** START Records for the task **
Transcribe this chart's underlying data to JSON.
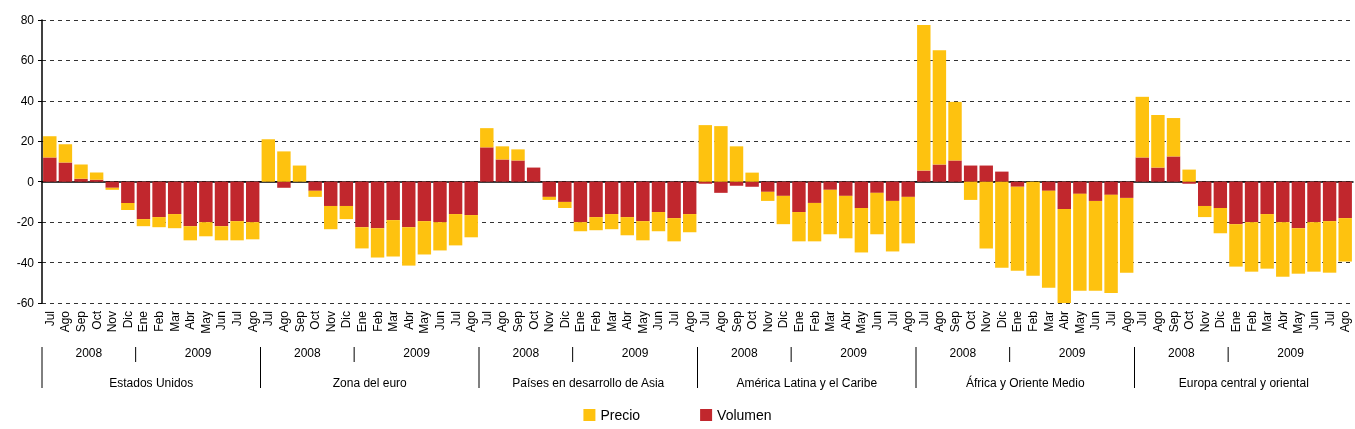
{
  "chart_data": {
    "type": "bar",
    "stacked": true,
    "categories": [
      "Jul",
      "Ago",
      "Sep",
      "Oct",
      "Nov",
      "Dic",
      "Ene",
      "Feb",
      "Mar",
      "Abr",
      "May",
      "Jun",
      "Jul",
      "Ago",
      "Jul",
      "Ago",
      "Sep",
      "Oct",
      "Nov",
      "Dic",
      "Ene",
      "Feb",
      "Mar",
      "Abr",
      "May",
      "Jun",
      "Jul",
      "Ago",
      "Jul",
      "Ago",
      "Sep",
      "Oct",
      "Nov",
      "Dic",
      "Ene",
      "Feb",
      "Mar",
      "Abr",
      "May",
      "Jun",
      "Jul",
      "Ago",
      "Jul",
      "Ago",
      "Sep",
      "Oct",
      "Nov",
      "Dic",
      "Ene",
      "Feb",
      "Mar",
      "Abr",
      "May",
      "Jun",
      "Jul",
      "Ago",
      "Jul",
      "Ago",
      "Sep",
      "Oct",
      "Nov",
      "Dic",
      "Ene",
      "Feb",
      "Mar",
      "Abr",
      "May",
      "Jun",
      "Jul",
      "Ago",
      "Jul",
      "Ago",
      "Sep",
      "Oct",
      "Nov",
      "Dic",
      "Ene",
      "Feb",
      "Mar",
      "Abr",
      "May",
      "Jun",
      "Jul",
      "Ago"
    ],
    "series": [
      {
        "name": "Volumen",
        "color": "#c1272d",
        "values": [
          12,
          9.5,
          1.5,
          1,
          -3,
          -10.5,
          -18.5,
          -17.5,
          -16,
          -22,
          -20,
          -22,
          -19.5,
          -20,
          0,
          -3,
          0,
          -4.5,
          -12,
          -12,
          -22.5,
          -23,
          -19,
          -22.5,
          -19.5,
          -20,
          -16,
          -16.5,
          17,
          11,
          10.5,
          7,
          -7.5,
          -10,
          -20,
          -17.5,
          -16,
          -17.5,
          -19.5,
          -15,
          -18,
          -16,
          -1,
          -5.5,
          -2,
          -2.5,
          -5,
          -7,
          -15,
          -10.5,
          -4,
          -7,
          -13,
          -5.5,
          -9.5,
          -7.5,
          5.5,
          8.5,
          10.5,
          8,
          8,
          5,
          -2.5,
          0,
          -4.5,
          -13.5,
          -6,
          -9.5,
          -6.5,
          -8,
          12,
          7,
          12.5,
          -1,
          -12,
          -13,
          -21,
          -20,
          -16,
          -20,
          -23,
          -20,
          -19.5,
          -18
        ]
      },
      {
        "name": "Precio",
        "color": "#fec20f",
        "values": [
          10.5,
          9,
          7,
          3.5,
          -1,
          -3.5,
          -3.5,
          -5,
          -7,
          -7,
          -7,
          -7,
          -9.5,
          -8.5,
          21,
          15,
          8,
          -3,
          -11.5,
          -6.5,
          -10.5,
          -14.5,
          -18,
          -19,
          -16.5,
          -14,
          -15.5,
          -11,
          9.5,
          6.5,
          5.5,
          0,
          -1.5,
          -3,
          -4.5,
          -6.5,
          -7.5,
          -9,
          -9.5,
          -9.5,
          -11.5,
          -9,
          28,
          27.5,
          17.5,
          4.5,
          -4.5,
          -14,
          -14.5,
          -19,
          -22,
          -21,
          -22,
          -20.5,
          -25,
          -23,
          72,
          56.5,
          29,
          -9,
          -33,
          -42.5,
          -41.5,
          -46.5,
          -48,
          -46.5,
          -48,
          -44.5,
          -48.5,
          -37,
          30,
          26,
          19,
          6,
          -5.5,
          -12.5,
          -21,
          -24.5,
          -27,
          -27,
          -22.5,
          -24.5,
          -25.5,
          -21.5
        ]
      }
    ],
    "ylim": [
      -60,
      80
    ],
    "yticks": [
      -60,
      -40,
      -20,
      0,
      20,
      40,
      60,
      80
    ],
    "grid": "y",
    "legend": "bottom",
    "annotations": [
      "2008",
      "2009",
      "Estados Unidos",
      "2008",
      "2009",
      "Zona del euro",
      "2008",
      "2009",
      "Países en desarrollo de Asia",
      "2008",
      "2009",
      "América Latina y el Caribe",
      "2008",
      "2009",
      "África y Oriente Medio",
      "2008",
      "2009",
      "Europa central y oriental"
    ]
  }
}
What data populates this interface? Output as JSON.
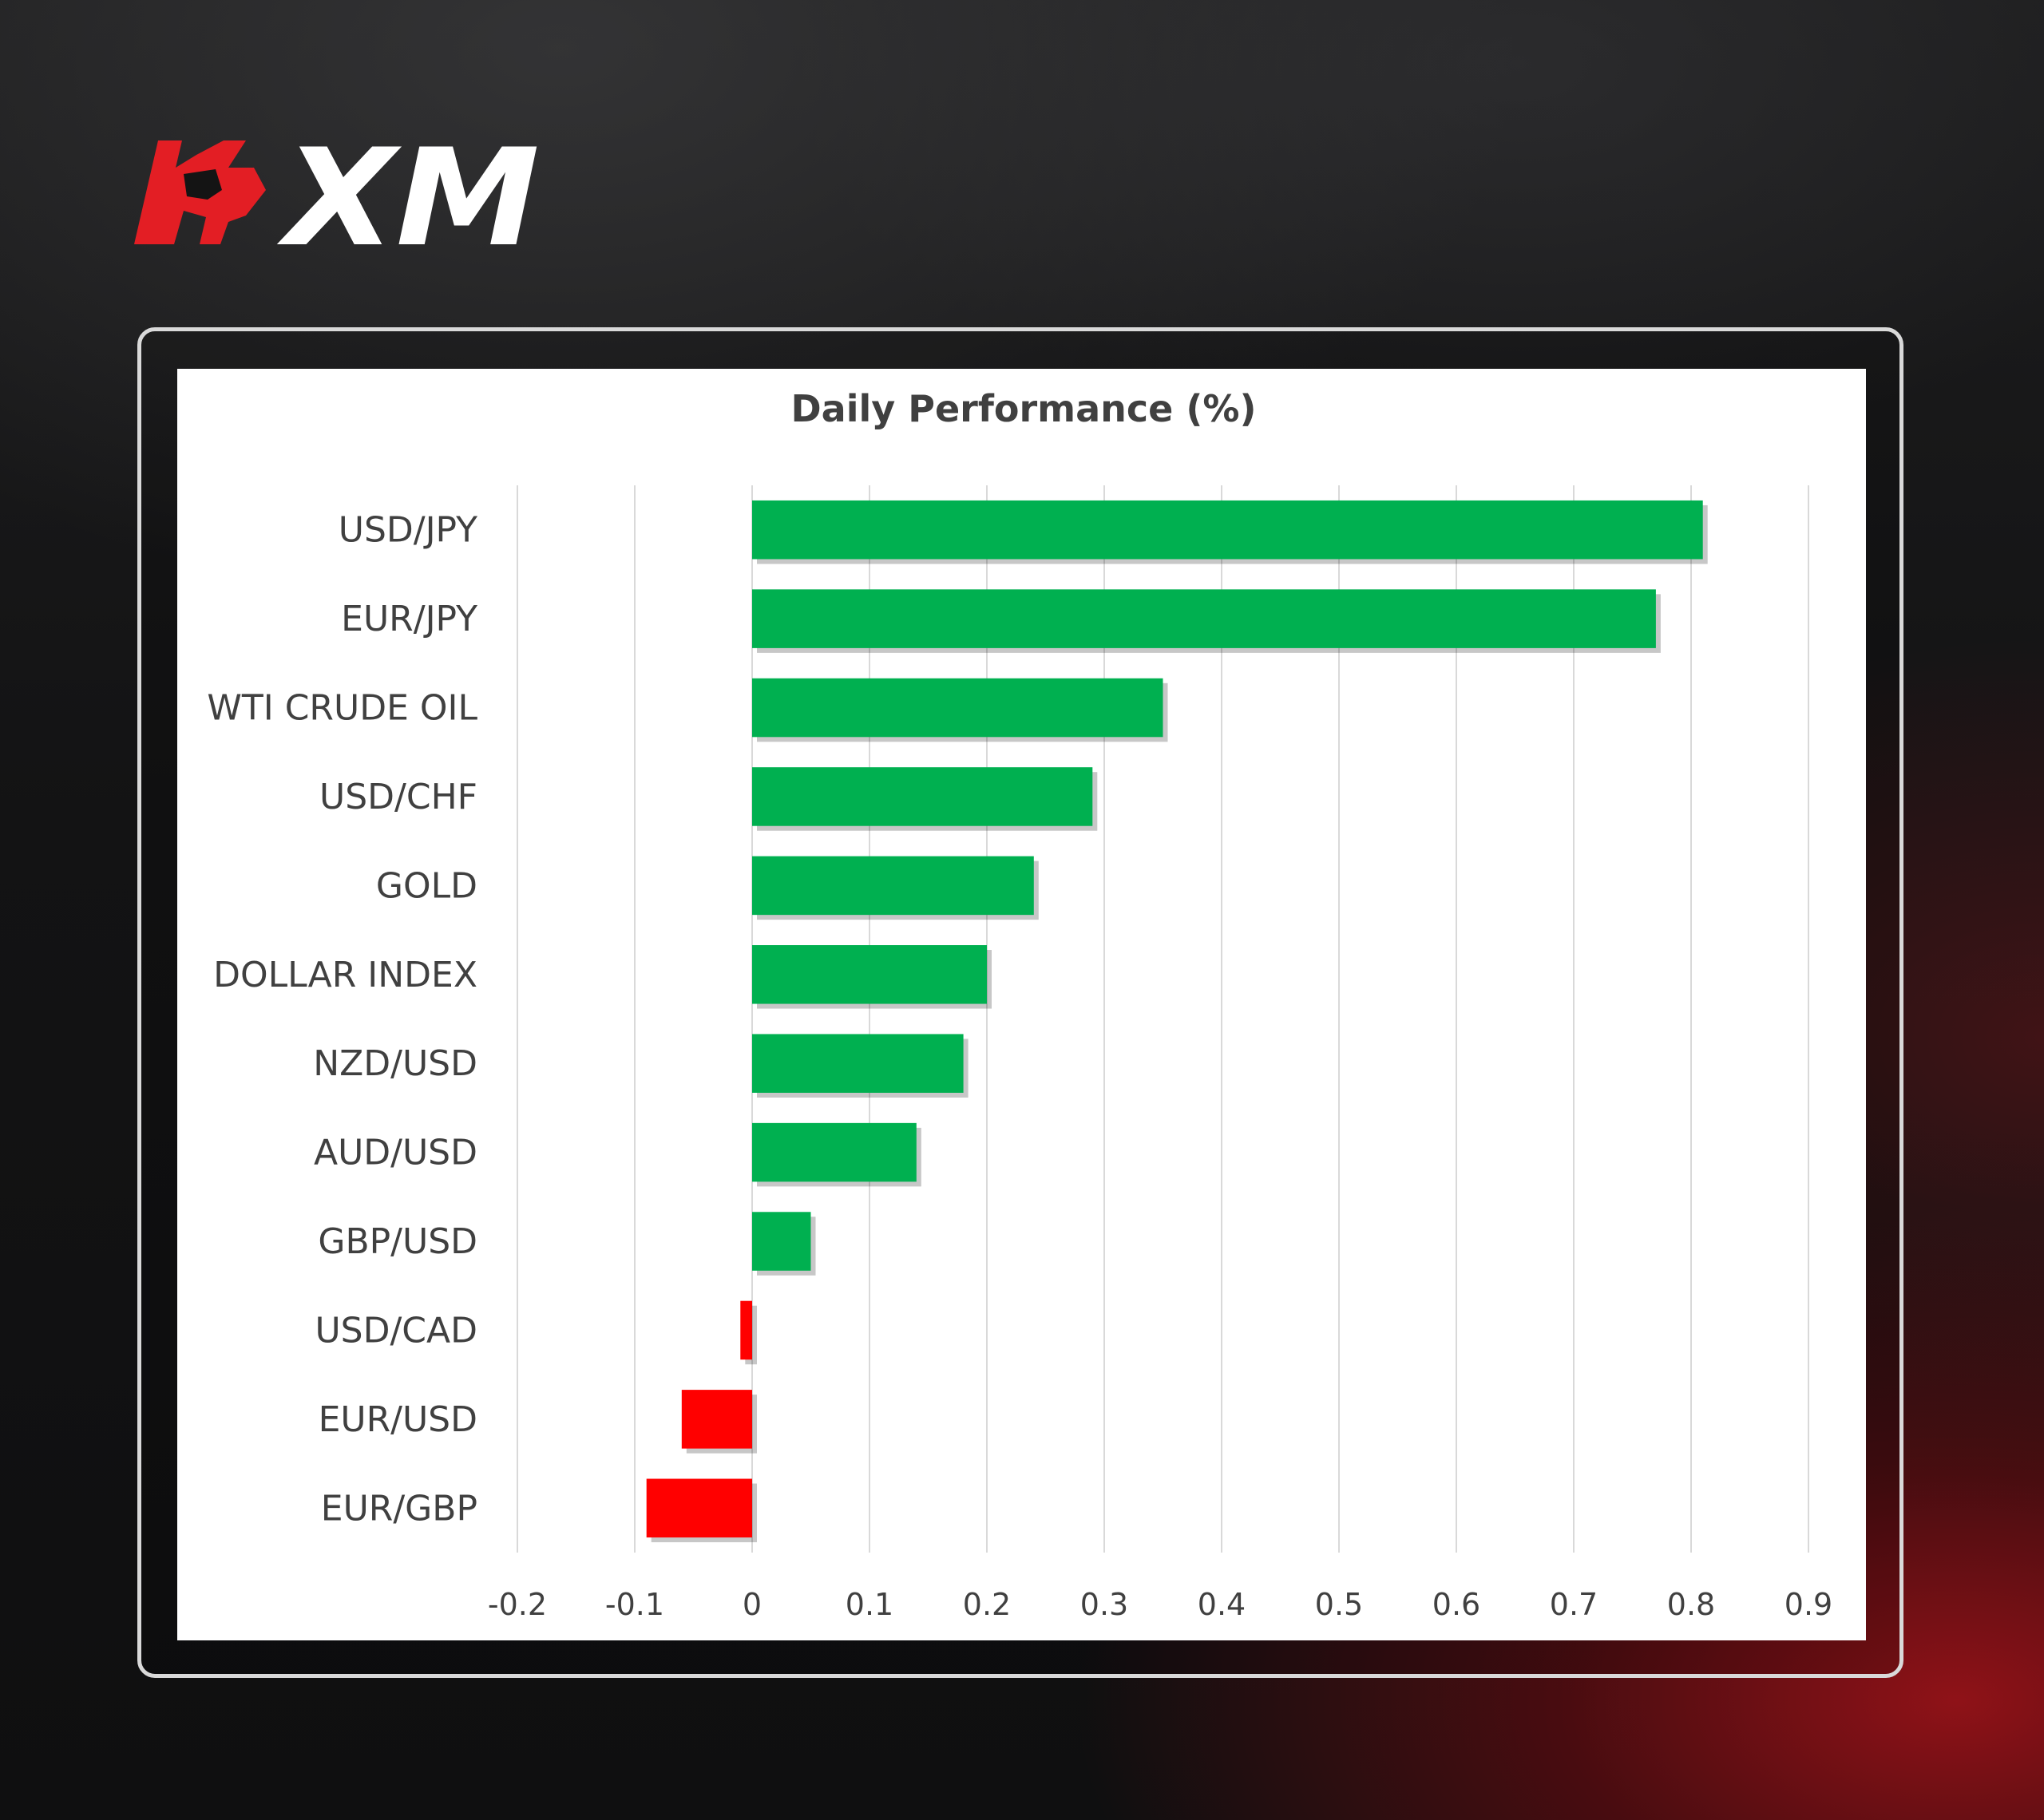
{
  "brand": {
    "logo_text": "XM",
    "icon": "bull-head-icon",
    "accent": "#e31e24"
  },
  "chart_data": {
    "type": "bar",
    "orientation": "horizontal",
    "title": "Daily Performance (%)",
    "xlabel": "",
    "ylabel": "",
    "categories": [
      "USD/JPY",
      "EUR/JPY",
      "WTI CRUDE OIL",
      "USD/CHF",
      "GOLD",
      "DOLLAR INDEX",
      "NZD/USD",
      "AUD/USD",
      "GBP/USD",
      "USD/CAD",
      "EUR/USD",
      "EUR/GBP"
    ],
    "values": [
      0.81,
      0.77,
      0.35,
      0.29,
      0.24,
      0.2,
      0.18,
      0.14,
      0.05,
      -0.01,
      -0.06,
      -0.09
    ],
    "xlim": [
      -0.2,
      0.9
    ],
    "xticks": [
      "-0.2",
      "-0.1",
      "0",
      "0.1",
      "0.2",
      "0.3",
      "0.4",
      "0.5",
      "0.6",
      "0.7",
      "0.8",
      "0.9"
    ],
    "grid": "vertical",
    "legend": "none",
    "colors": {
      "positive": "#00b050",
      "negative": "#ff0000",
      "grid": "#d9d9d9",
      "text": "#404040"
    }
  }
}
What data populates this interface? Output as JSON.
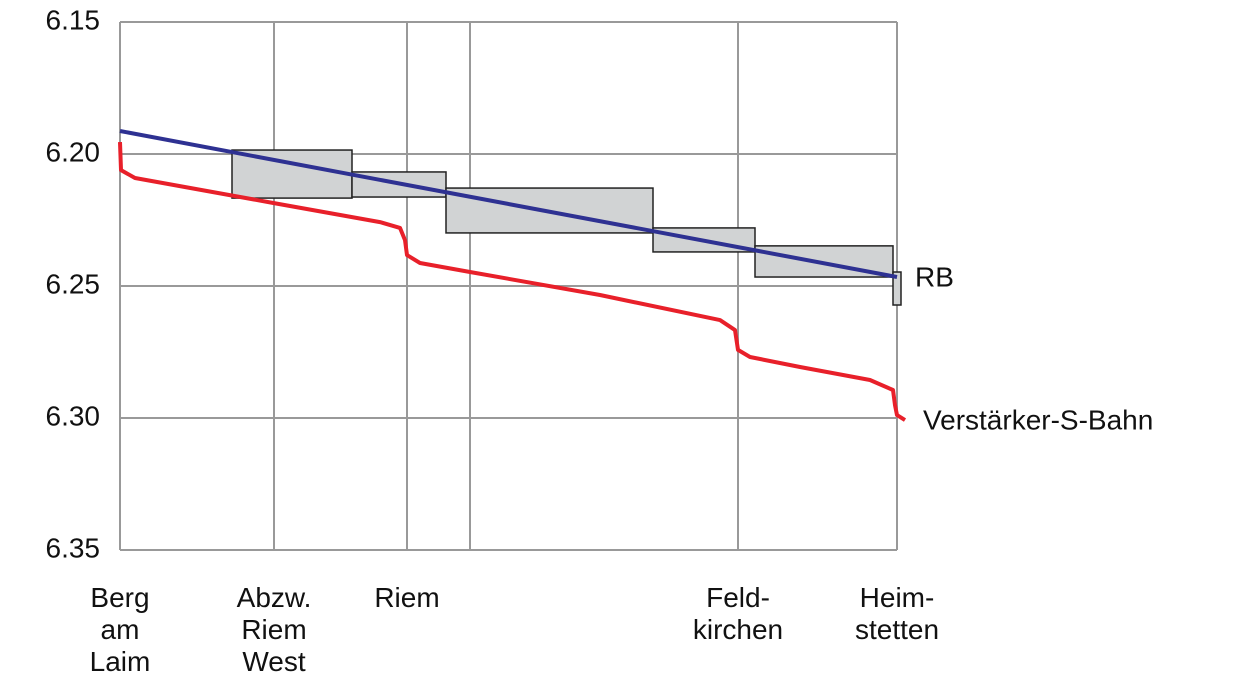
{
  "chart_data": {
    "type": "line",
    "xlim": [
      0,
      7.77
    ],
    "xticks": [
      {
        "value": 0,
        "label": "Berg\nam\nLaim"
      },
      {
        "value": 1.54,
        "label": "Abzw.\nRiem\nWest"
      },
      {
        "value": 2.87,
        "label": "Riem"
      },
      {
        "value": 3.5,
        "label": null
      },
      {
        "value": 6.18,
        "label": "Feld-\nkirchen"
      },
      {
        "value": 7.77,
        "label": "Heim-\nstetten"
      }
    ],
    "ylim": [
      6.15,
      6.35
    ],
    "y_inverted": true,
    "yticks": [
      6.15,
      {
        "value": 6.2,
        "label": "6.20"
      },
      6.25,
      {
        "value": 6.3,
        "label": "6.30"
      },
      6.35
    ],
    "grid": true,
    "blocks_color": "#d1d3d4",
    "blocks": [
      {
        "x": [
          1.12,
          2.32
        ],
        "y": [
          6.1985,
          6.2167
        ]
      },
      {
        "x": [
          2.32,
          3.26
        ],
        "y": [
          6.2068,
          6.2163
        ]
      },
      {
        "x": [
          3.26,
          5.33
        ],
        "y": [
          6.2129,
          6.2299
        ]
      },
      {
        "x": [
          5.33,
          6.35
        ],
        "y": [
          6.228,
          6.2371
        ]
      },
      {
        "x": [
          6.35,
          7.73
        ],
        "y": [
          6.2348,
          6.2466
        ]
      },
      {
        "x": [
          7.73,
          7.81
        ],
        "y": [
          6.2447,
          6.2572
        ]
      }
    ],
    "series": [
      {
        "name": "RB",
        "color": "#2e3192",
        "x": [
          0,
          7.77
        ],
        "values": [
          6.1913,
          6.2466
        ]
      },
      {
        "name": "Verstärker-S-Bahn",
        "color": "#e8202a",
        "x": [
          0,
          0.01,
          0.15,
          1.54,
          2.6,
          2.8,
          2.85,
          2.87,
          3.0,
          3.5,
          4.8,
          6.0,
          6.15,
          6.18,
          6.3,
          6.8,
          7.5,
          7.73,
          7.75,
          7.77,
          7.85
        ],
        "values": [
          6.1955,
          6.2061,
          6.2091,
          6.2186,
          6.2258,
          6.228,
          6.2326,
          6.2383,
          6.2413,
          6.2447,
          6.2534,
          6.2629,
          6.2667,
          6.2742,
          6.2769,
          6.2807,
          6.2856,
          6.2894,
          6.2951,
          6.2989,
          6.3008
        ]
      }
    ]
  }
}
** END Records for the task **
» **Goal**
Filter the data, keeping only the lines that contain "name".

» **Worked answer**
        "name": "Volumen",
        "name": "Precio",
        "name": "RB",
        "name": "Verstärker-S-Bahn",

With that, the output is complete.